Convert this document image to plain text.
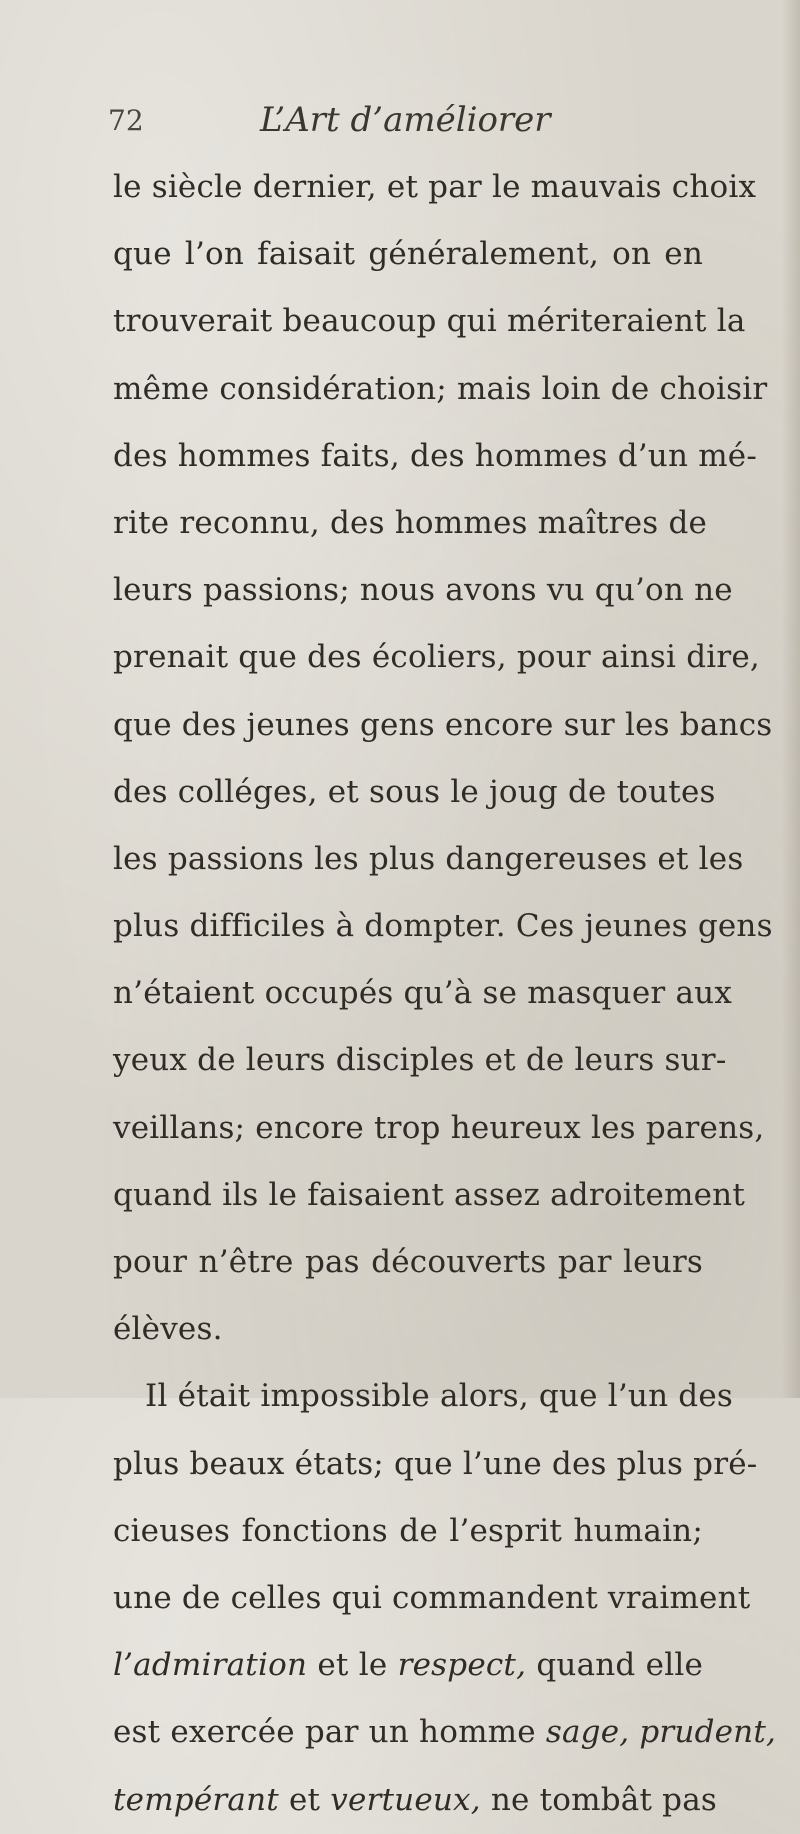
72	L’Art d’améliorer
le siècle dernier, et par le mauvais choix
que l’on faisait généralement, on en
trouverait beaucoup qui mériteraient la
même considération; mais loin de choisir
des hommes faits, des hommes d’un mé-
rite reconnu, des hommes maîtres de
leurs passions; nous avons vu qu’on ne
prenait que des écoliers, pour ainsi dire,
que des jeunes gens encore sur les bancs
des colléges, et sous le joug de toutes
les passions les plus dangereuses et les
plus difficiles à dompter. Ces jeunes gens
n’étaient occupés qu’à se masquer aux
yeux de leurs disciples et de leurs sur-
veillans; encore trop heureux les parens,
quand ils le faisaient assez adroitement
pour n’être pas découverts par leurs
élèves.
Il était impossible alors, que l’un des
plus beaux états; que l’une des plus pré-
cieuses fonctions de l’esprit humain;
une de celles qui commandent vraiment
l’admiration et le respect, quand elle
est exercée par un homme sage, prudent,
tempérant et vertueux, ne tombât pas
##############################
▶ Description of the task
Search the records above for the string "passions". Copy every line that contains it.

▶ Exercise answer
leurs passions; nous avons vu qu’on ne
les passions les plus dangereuses et les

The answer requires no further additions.